> Challenges
A) In the passage below about Gallagher's move into alpine skiing, restate the paragraph that begins "The Australian Paralympic Committee's talent transfer initiative" more briefly, keeping its main facts.
B) Carry on the passage below about Gallagher's switch between winter and summer sports, starting after its final sentence.

The Australian Paralympic Committee’s talent transfer initiative identified alpine skiing as the ideal sport for Gallagher to refocus her athletic ability. She soon earned a place in the Australian Paralympic Winter Squad and after winning a gold medal at her first international event, the 2009 New Zealand Winter Games, she broke through for an IPC World Cup medal in January 2010. At that point, Gallagher made it known that she was the real deal.
Now with a Winter Paralympic bronze medal in her possession, Gallagher is determined to give the Summer Paralympic Games another crack, this time with javelin.
At the recent AWD National Championships in Perth, less than one month after the Vancouver Games, Gallagher finished third in the javelin with a throw of 29.79 metres.
“I’ve got a lot of options which is a great thing. I’ll see how I go in London. There are some goals in the Summer Games that I want to achieve,” said Gallagher.

> Entries

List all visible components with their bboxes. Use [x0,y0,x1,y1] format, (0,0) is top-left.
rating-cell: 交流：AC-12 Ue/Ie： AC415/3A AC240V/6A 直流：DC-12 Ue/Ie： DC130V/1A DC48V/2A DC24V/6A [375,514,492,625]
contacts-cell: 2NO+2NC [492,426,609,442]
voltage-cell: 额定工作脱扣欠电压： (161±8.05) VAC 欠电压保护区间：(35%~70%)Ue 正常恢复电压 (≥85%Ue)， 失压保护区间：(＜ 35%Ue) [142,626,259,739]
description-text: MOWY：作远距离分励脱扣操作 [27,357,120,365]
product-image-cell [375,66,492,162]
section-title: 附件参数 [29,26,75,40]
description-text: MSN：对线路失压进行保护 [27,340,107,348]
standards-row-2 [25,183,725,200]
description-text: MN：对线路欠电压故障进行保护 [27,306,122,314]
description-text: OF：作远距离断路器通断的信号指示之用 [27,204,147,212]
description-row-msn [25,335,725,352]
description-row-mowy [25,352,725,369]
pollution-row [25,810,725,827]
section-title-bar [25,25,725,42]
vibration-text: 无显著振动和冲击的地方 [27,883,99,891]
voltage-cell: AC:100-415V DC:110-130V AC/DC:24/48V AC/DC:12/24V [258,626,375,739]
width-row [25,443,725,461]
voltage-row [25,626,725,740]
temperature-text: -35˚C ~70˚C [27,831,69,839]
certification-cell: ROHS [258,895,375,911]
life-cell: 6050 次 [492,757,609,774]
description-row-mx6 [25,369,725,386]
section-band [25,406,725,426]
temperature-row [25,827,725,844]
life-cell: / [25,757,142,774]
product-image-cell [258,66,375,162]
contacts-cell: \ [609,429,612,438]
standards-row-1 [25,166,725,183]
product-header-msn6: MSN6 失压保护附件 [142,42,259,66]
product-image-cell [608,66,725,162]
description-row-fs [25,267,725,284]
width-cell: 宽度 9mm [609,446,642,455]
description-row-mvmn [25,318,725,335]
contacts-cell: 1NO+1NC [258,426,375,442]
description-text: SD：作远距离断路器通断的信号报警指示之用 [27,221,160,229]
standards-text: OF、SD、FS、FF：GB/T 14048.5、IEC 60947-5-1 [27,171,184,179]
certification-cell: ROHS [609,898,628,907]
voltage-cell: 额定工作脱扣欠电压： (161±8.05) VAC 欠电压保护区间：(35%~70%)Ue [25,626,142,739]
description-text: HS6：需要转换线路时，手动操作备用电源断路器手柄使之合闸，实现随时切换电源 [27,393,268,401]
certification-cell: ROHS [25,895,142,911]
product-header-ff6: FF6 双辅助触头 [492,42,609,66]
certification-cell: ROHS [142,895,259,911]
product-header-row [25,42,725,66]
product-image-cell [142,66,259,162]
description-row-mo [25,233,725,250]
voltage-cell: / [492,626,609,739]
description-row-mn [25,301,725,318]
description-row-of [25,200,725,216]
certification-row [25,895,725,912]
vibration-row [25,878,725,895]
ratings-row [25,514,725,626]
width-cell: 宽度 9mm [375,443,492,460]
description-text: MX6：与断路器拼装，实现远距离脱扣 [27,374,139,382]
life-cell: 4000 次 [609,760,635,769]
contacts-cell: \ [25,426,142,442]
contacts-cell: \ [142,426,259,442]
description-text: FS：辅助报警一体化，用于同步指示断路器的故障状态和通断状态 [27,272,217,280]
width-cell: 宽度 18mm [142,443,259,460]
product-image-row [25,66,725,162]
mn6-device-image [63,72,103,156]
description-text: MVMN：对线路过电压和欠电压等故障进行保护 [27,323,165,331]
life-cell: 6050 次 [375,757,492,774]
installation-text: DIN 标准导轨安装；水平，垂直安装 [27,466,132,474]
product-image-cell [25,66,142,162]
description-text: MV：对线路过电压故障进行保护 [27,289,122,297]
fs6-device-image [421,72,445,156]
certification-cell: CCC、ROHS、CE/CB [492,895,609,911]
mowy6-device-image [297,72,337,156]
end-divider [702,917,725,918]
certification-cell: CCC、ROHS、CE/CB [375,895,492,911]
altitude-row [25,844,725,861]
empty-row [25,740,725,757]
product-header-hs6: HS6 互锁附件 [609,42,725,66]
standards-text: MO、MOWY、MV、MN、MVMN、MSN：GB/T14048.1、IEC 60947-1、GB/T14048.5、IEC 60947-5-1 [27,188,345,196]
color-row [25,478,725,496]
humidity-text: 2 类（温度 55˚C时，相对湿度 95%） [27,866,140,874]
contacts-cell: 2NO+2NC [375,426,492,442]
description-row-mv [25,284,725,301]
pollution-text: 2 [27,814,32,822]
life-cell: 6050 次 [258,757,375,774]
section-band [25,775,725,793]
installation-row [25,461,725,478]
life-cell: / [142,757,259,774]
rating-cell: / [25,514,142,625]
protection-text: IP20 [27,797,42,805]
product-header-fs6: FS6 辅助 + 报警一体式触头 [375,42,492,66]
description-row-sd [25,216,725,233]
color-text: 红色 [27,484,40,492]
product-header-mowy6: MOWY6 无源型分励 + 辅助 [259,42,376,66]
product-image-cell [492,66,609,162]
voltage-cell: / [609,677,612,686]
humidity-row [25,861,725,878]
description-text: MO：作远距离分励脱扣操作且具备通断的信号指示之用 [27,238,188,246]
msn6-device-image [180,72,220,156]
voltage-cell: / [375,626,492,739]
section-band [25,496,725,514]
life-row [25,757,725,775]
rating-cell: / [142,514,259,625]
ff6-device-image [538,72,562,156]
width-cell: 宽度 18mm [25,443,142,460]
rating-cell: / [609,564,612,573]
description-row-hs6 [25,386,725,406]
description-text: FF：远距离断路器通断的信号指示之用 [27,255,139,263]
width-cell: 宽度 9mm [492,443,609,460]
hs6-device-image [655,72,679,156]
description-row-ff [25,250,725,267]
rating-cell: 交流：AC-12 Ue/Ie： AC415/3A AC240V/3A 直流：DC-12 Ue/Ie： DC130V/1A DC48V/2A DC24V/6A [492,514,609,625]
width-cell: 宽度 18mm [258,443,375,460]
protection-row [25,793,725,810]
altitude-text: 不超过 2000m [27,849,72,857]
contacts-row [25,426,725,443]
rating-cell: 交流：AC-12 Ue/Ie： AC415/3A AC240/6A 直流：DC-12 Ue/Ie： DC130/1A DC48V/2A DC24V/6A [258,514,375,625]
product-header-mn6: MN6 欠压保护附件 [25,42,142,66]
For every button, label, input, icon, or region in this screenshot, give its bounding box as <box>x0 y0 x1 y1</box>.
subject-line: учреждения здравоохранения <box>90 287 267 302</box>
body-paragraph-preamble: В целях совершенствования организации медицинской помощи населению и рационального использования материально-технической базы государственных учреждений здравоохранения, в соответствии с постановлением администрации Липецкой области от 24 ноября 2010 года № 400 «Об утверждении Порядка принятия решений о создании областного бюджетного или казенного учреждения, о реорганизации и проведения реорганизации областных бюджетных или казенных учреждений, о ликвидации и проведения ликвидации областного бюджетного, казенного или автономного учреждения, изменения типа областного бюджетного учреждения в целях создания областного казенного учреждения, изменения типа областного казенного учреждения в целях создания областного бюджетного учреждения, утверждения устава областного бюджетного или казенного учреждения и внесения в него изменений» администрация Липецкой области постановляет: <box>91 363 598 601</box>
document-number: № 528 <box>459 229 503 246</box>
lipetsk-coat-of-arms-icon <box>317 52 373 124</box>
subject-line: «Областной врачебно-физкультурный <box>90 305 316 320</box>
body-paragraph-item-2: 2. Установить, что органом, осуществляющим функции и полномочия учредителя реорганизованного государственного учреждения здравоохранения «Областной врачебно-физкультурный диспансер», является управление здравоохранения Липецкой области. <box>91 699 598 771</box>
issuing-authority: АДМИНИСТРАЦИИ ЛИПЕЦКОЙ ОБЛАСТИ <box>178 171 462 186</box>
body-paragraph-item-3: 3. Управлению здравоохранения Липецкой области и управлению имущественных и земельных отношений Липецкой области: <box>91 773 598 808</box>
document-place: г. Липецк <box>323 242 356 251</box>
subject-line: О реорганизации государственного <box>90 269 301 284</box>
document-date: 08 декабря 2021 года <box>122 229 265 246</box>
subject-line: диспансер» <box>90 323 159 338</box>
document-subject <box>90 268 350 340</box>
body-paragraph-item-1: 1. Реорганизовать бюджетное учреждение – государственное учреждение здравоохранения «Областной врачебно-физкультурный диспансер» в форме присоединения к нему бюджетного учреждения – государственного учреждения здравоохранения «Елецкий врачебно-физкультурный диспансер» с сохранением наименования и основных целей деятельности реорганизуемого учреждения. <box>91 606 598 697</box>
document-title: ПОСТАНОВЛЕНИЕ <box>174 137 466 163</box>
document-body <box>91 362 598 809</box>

> Replies
A) Through the Australian Paralympic Committee's talent transfer initiative, Gallagher took up alpine skiing. She joined the Australian Paralympic Winter Squad, won gold at her first international event, the 2009 New Zealand Winter Games, and earned an IPC World Cup medal in January 2010, showing she was the real deal.

B)
For the next two years, Gallagher’s focus is firmly on winning gold in London, and she believes she can peak in time.
“A strong performance at the Athletics World Championships early next year is my first major goal.
“I’ve got plenty of time to train in the lead-up to London which is great. I’ll be solidly fit and strong which means I should be ready to perform to my best in London and ultimately win gold.”
But she isn’t ready to give away winter sport just yet.
“I haven’t made any definite plans for the next Winter Games, but I love skiing and would love to be in Sochi in 2014.”